§ REQUIRED TASK
Pictures stay out; everything else in the records below is copied exactly.

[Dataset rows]
--- --- ---

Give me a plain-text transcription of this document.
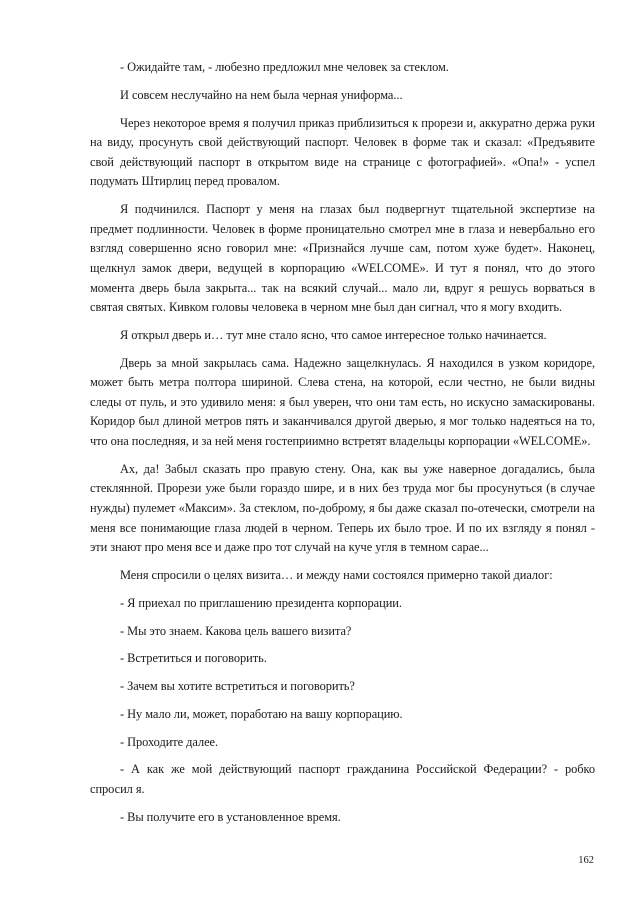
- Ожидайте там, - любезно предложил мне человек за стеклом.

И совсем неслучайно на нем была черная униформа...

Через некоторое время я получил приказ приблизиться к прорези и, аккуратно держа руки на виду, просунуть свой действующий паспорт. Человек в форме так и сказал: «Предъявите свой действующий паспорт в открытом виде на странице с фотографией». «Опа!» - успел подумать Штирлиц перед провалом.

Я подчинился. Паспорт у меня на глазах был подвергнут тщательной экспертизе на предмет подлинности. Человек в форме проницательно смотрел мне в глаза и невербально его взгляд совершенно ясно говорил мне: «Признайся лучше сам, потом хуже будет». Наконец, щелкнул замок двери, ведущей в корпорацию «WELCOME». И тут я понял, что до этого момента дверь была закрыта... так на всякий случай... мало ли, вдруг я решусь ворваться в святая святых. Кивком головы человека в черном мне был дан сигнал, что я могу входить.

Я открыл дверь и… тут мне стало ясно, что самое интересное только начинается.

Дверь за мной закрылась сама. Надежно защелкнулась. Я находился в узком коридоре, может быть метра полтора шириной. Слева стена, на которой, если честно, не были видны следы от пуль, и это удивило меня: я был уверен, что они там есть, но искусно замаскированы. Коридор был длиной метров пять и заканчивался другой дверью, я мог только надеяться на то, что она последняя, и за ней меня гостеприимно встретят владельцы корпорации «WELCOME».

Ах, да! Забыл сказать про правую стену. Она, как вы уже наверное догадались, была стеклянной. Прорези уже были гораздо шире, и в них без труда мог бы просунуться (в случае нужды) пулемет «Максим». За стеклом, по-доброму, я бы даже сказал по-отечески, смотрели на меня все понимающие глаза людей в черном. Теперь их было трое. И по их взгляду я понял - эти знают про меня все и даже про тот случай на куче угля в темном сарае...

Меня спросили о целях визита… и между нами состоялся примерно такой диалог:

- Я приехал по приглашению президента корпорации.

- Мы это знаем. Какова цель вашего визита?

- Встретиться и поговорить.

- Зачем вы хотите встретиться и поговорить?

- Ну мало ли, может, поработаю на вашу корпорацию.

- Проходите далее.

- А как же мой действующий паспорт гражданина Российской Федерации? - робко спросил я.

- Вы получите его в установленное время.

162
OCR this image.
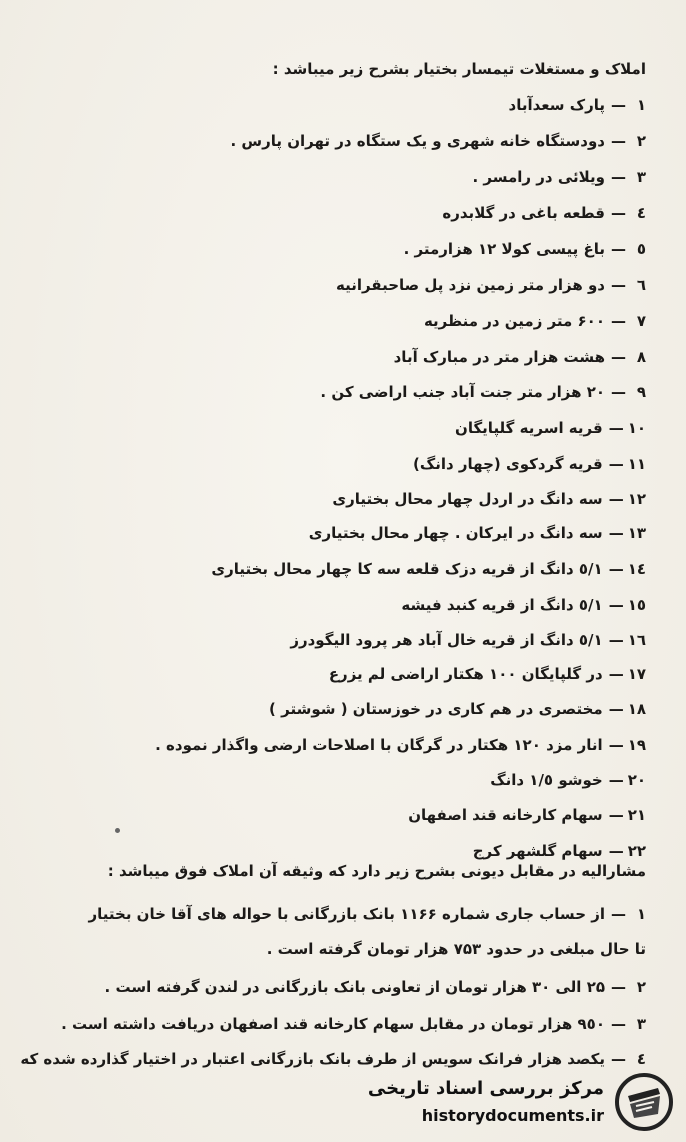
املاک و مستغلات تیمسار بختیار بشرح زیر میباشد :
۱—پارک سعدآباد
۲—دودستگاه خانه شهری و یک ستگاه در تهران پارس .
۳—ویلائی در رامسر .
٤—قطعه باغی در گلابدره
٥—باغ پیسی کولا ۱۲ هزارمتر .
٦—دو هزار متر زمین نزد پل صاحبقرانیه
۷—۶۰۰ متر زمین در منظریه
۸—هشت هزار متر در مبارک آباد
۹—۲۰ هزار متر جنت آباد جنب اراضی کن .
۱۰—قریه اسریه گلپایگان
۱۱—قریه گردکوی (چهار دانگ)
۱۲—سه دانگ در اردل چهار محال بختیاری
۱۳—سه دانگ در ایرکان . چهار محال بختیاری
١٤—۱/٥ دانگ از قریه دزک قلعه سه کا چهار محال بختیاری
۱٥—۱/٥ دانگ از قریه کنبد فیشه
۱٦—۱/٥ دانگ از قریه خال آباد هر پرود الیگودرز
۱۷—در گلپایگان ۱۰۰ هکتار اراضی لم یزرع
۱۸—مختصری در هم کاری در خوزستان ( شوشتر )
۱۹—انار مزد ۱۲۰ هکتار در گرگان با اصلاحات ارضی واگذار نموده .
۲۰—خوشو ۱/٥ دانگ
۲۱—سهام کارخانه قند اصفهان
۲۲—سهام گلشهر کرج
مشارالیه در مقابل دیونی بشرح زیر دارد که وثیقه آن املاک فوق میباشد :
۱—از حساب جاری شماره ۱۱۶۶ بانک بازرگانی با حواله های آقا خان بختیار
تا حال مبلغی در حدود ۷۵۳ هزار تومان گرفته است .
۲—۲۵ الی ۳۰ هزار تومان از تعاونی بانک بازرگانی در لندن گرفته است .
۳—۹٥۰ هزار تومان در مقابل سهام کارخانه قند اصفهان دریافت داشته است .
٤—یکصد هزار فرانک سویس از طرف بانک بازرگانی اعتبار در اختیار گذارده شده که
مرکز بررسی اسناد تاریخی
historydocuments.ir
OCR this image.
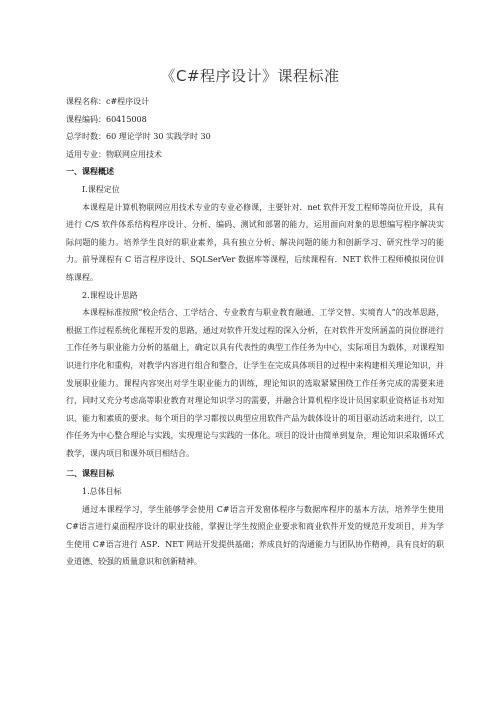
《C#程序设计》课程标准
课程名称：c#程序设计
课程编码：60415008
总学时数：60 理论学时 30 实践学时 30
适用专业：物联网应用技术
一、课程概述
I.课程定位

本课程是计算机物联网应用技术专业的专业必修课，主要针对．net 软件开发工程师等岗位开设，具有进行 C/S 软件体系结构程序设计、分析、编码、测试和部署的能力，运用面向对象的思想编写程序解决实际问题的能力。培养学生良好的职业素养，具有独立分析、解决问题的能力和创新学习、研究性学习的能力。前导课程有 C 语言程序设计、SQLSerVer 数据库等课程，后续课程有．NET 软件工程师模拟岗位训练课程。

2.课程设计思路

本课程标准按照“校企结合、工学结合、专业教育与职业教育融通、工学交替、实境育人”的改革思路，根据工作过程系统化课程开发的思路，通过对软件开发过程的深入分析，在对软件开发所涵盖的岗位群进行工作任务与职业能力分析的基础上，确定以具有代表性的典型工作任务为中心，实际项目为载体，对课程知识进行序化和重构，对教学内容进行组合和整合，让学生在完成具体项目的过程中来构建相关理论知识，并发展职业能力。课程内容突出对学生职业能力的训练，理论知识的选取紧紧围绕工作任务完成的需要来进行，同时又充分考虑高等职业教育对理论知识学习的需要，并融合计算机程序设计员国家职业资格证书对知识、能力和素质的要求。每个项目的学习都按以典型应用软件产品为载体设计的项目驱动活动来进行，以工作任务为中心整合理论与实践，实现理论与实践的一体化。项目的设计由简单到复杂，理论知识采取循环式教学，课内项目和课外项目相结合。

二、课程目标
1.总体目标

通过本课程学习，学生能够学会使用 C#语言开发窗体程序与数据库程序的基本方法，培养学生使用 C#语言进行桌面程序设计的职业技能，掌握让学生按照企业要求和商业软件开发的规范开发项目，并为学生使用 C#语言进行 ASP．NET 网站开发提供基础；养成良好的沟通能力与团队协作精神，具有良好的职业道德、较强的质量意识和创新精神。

--- --- ---

§ SOLUTION TO THIS TASK
Give me a plain-text transcription of this document.
- Ожидайте там, - любезно предложил мне человек за стеклом.

И совсем неслучайно на нем была черная униформа...

Через некоторое время я получил приказ приблизиться к прорези и, аккуратно держа руки на виду, просунуть свой действующий паспорт. Человек в форме так и сказал: «Предъявите свой действующий паспорт в открытом виде на странице с фотографией». «Опа!» - успел подумать Штирлиц перед провалом.

Я подчинился. Паспорт у меня на глазах был подвергнут тщательной экспертизе на предмет подлинности. Человек в форме проницательно смотрел мне в глаза и невербально его взгляд совершенно ясно говорил мне: «Признайся лучше сам, потом хуже будет». Наконец, щелкнул замок двери, ведущей в корпорацию «WELCOME». И тут я понял, что до этого момента дверь была закрыта... так на всякий случай... мало ли, вдруг я решусь ворваться в святая святых. Кивком головы человека в черном мне был дан сигнал, что я могу входить.

Я открыл дверь и… тут мне стало ясно, что самое интересное только начинается.

Дверь за мной закрылась сама. Надежно защелкнулась. Я находился в узком коридоре, может быть метра полтора шириной. Слева стена, на которой, если честно, не были видны следы от пуль, и это удивило меня: я был уверен, что они там есть, но искусно замаскированы. Коридор был длиной метров пять и заканчивался другой дверью, я мог только надеяться на то, что она последняя, и за ней меня гостеприимно встретят владельцы корпорации «WELCOME».

Ах, да! Забыл сказать про правую стену. Она, как вы уже наверное догадались, была стеклянной. Прорези уже были гораздо шире, и в них без труда мог бы просунуться (в случае нужды) пулемет «Максим». За стеклом, по-доброму, я бы даже сказал по-отечески, смотрели на меня все понимающие глаза людей в черном. Теперь их было трое. И по их взгляду я понял - эти знают про меня все и даже про тот случай на куче угля в темном сарае...

Меня спросили о целях визита… и между нами состоялся примерно такой диалог:

- Я приехал по приглашению президента корпорации.

- Мы это знаем. Какова цель вашего визита?

- Встретиться и поговорить.

- Зачем вы хотите встретиться и поговорить?

- Ну мало ли, может, поработаю на вашу корпорацию.

- Проходите далее.

- А как же мой действующий паспорт гражданина Российской Федерации? - робко спросил я.

- Вы получите его в установленное время.

162
OCR this image.
املاک و مستغلات تیمسار بختیار بشرح زیر میباشد :
۱—پارک سعدآباد
۲—دودستگاه خانه شهری و یک ستگاه در تهران پارس .
۳—ویلائی در رامسر .
٤—قطعه باغی در گلابدره
٥—باغ پیسی کولا ۱۲ هزارمتر .
٦—دو هزار متر زمین نزد پل صاحبقرانیه
۷—۶۰۰ متر زمین در منظریه
۸—هشت هزار متر در مبارک آباد
۹—۲۰ هزار متر جنت آباد جنب اراضی کن .
۱۰—قریه اسریه گلپایگان
۱۱—قریه گردکوی (چهار دانگ)
۱۲—سه دانگ در اردل چهار محال بختیاری
۱۳—سه دانگ در ایرکان . چهار محال بختیاری
١٤—۱/٥ دانگ از قریه دزک قلعه سه کا چهار محال بختیاری
۱٥—۱/٥ دانگ از قریه کنبد فیشه
۱٦—۱/٥ دانگ از قریه خال آباد هر پرود الیگودرز
۱۷—در گلپایگان ۱۰۰ هکتار اراضی لم یزرع
۱۸—مختصری در هم کاری در خوزستان ( شوشتر )
۱۹—انار مزد ۱۲۰ هکتار در گرگان با اصلاحات ارضی واگذار نموده .
۲۰—خوشو ۱/٥ دانگ
۲۱—سهام کارخانه قند اصفهان
۲۲—سهام گلشهر کرج
مشارالیه در مقابل دیونی بشرح زیر دارد که وثیقه آن املاک فوق میباشد :
۱—از حساب جاری شماره ۱۱۶۶ بانک بازرگانی با حواله های آقا خان بختیار
تا حال مبلغی در حدود ۷۵۳ هزار تومان گرفته است .
۲—۲۵ الی ۳۰ هزار تومان از تعاونی بانک بازرگانی در لندن گرفته است .
۳—۹٥۰ هزار تومان در مقابل سهام کارخانه قند اصفهان دریافت داشته است .
٤—یکصد هزار فرانک سویس از طرف بانک بازرگانی اعتبار در اختیار گذارده شده که
مرکز بررسی اسناد تاریخی
historydocuments.ir
OCR this image.
《C#程序设计》课程标准
课程名称：c#程序设计
课程编码：60415008
总学时数：60 理论学时 30 实践学时 30
适用专业：物联网应用技术
一、课程概述
I.课程定位

本课程是计算机物联网应用技术专业的专业必修课，主要针对．net 软件开发工程师等岗位开设，具有进行 C/S 软件体系结构程序设计、分析、编码、测试和部署的能力，运用面向对象的思想编写程序解决实际问题的能力。培养学生良好的职业素养，具有独立分析、解决问题的能力和创新学习、研究性学习的能力。前导课程有 C 语言程序设计、SQLSerVer 数据库等课程，后续课程有．NET 软件工程师模拟岗位训练课程。

2.课程设计思路

本课程标准按照“校企结合、工学结合、专业教育与职业教育融通、工学交替、实境育人”的改革思路，根据工作过程系统化课程开发的思路，通过对软件开发过程的深入分析，在对软件开发所涵盖的岗位群进行工作任务与职业能力分析的基础上，确定以具有代表性的典型工作任务为中心，实际项目为载体，对课程知识进行序化和重构，对教学内容进行组合和整合，让学生在完成具体项目的过程中来构建相关理论知识，并发展职业能力。课程内容突出对学生职业能力的训练，理论知识的选取紧紧围绕工作任务完成的需要来进行，同时又充分考虑高等职业教育对理论知识学习的需要，并融合计算机程序设计员国家职业资格证书对知识、能力和素质的要求。每个项目的学习都按以典型应用软件产品为载体设计的项目驱动活动来进行，以工作任务为中心整合理论与实践，实现理论与实践的一体化。项目的设计由简单到复杂，理论知识采取循环式教学，课内项目和课外项目相结合。

二、课程目标
1.总体目标

通过本课程学习，学生能够学会使用 C#语言开发窗体程序与数据库程序的基本方法，培养学生使用 C#语言进行桌面程序设计的职业技能，掌握让学生按照企业要求和商业软件开发的规范开发项目，并为学生使用 C#语言进行 ASP．NET 网站开发提供基础；养成良好的沟通能力与团队协作精神，具有良好的职业道德、较强的质量意识和创新精神。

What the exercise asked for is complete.